Written exercise >> Would you write out the listing verbatim and skip every picture in it?

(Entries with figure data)
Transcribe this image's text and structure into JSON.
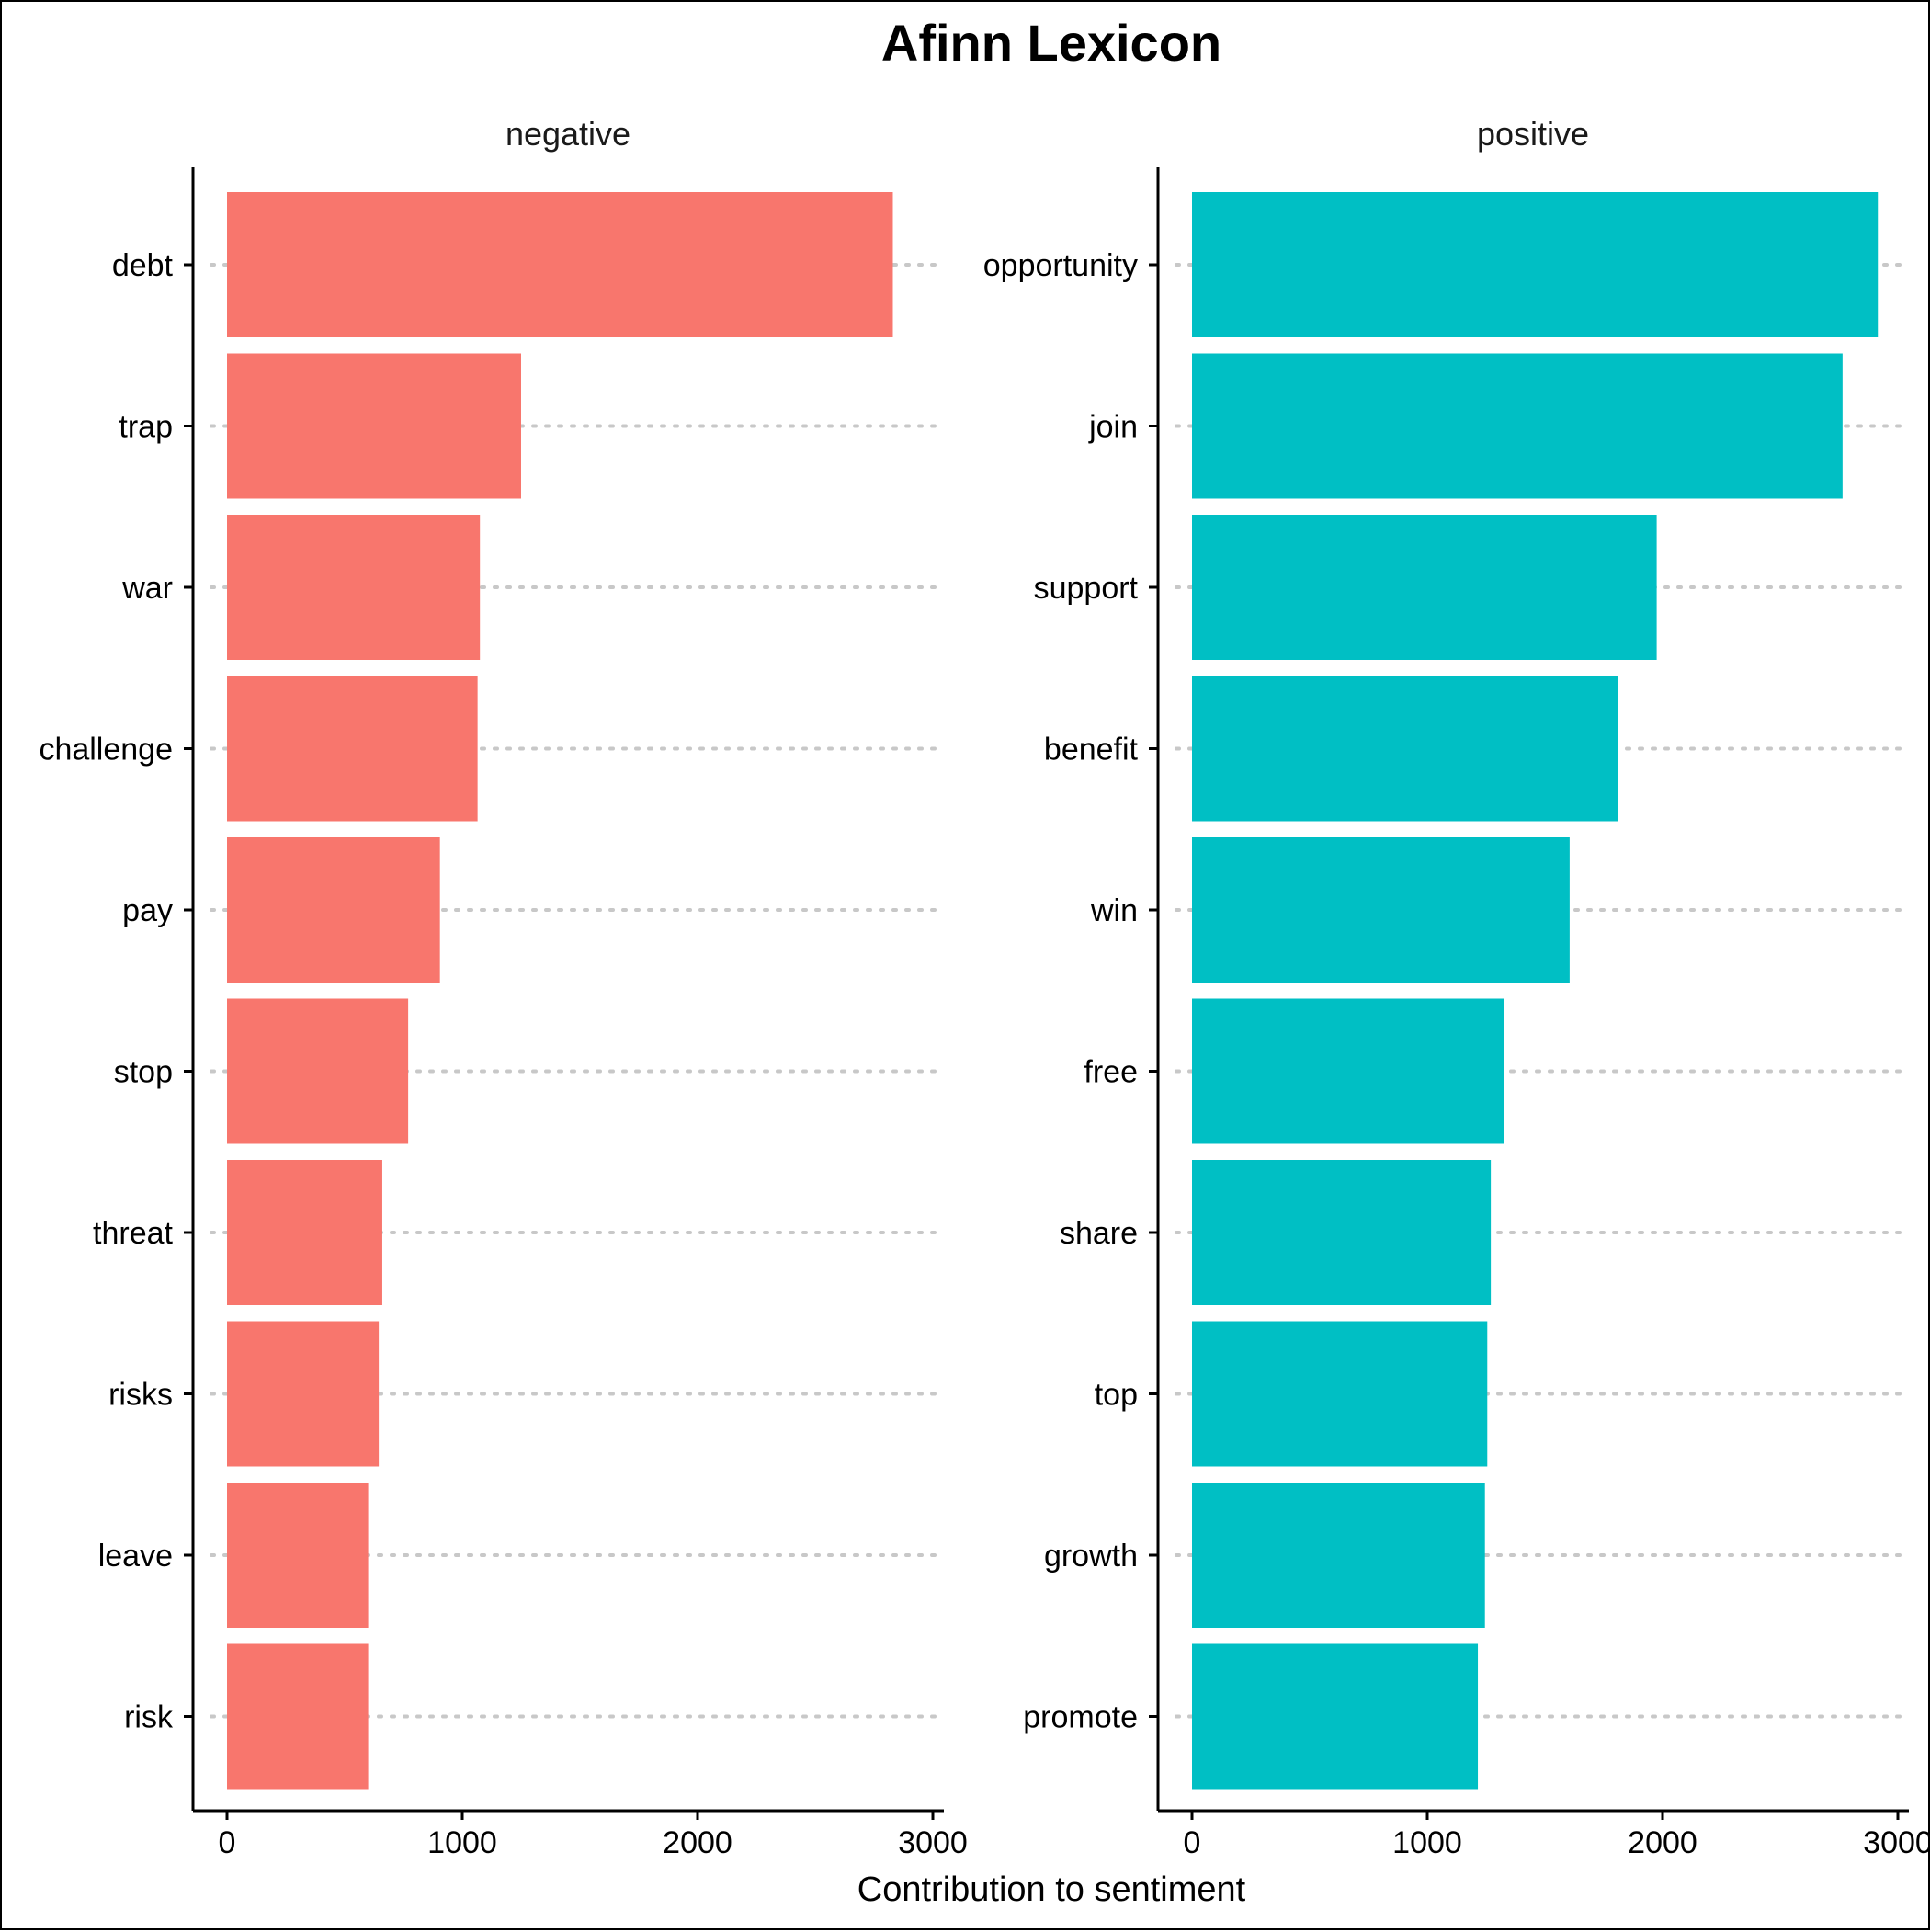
{
  "chart_data": {
    "type": "bar",
    "orientation": "horizontal",
    "title": "Afinn Lexicon",
    "xlabel": "Contribution to sentiment",
    "ylabel": "",
    "xlim": [
      0,
      3000
    ],
    "x_ticks": [
      0,
      1000,
      2000,
      3000
    ],
    "x_tick_labels": [
      "0",
      "1000",
      "2000",
      "3000"
    ],
    "grid": "dotted horizontal lines at each category",
    "panels": [
      {
        "name": "negative",
        "color": "#F8766D",
        "categories": [
          "debt",
          "trap",
          "war",
          "challenge",
          "pay",
          "stop",
          "threat",
          "risks",
          "leave",
          "risk"
        ],
        "values": [
          2830,
          1250,
          1075,
          1065,
          905,
          770,
          660,
          645,
          600,
          600
        ]
      },
      {
        "name": "positive",
        "color": "#00BFC4",
        "categories": [
          "opportunity",
          "join",
          "support",
          "benefit",
          "win",
          "free",
          "share",
          "top",
          "growth",
          "promote"
        ],
        "values": [
          2915,
          2765,
          1975,
          1810,
          1605,
          1325,
          1270,
          1255,
          1245,
          1215
        ]
      }
    ]
  }
}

Solution to the exercise >>
Transcribe this image's text and structure into JSON.
{
  "chart_data": {
    "type": "bar",
    "orientation": "horizontal",
    "title": "Afinn Lexicon",
    "xlabel": "Contribution to sentiment",
    "ylabel": "",
    "xlim": [
      0,
      3000
    ],
    "x_ticks": [
      0,
      1000,
      2000,
      3000
    ],
    "x_tick_labels": [
      "0",
      "1000",
      "2000",
      "3000"
    ],
    "grid": "dotted horizontal lines at each category",
    "panels": [
      {
        "name": "negative",
        "color": "#F8766D",
        "categories": [
          "debt",
          "trap",
          "war",
          "challenge",
          "pay",
          "stop",
          "threat",
          "risks",
          "leave",
          "risk"
        ],
        "values": [
          2830,
          1250,
          1075,
          1065,
          905,
          770,
          660,
          645,
          600,
          600
        ]
      },
      {
        "name": "positive",
        "color": "#00BFC4",
        "categories": [
          "opportunity",
          "join",
          "support",
          "benefit",
          "win",
          "free",
          "share",
          "top",
          "growth",
          "promote"
        ],
        "values": [
          2915,
          2765,
          1975,
          1810,
          1605,
          1325,
          1270,
          1255,
          1245,
          1215
        ]
      }
    ]
  }
}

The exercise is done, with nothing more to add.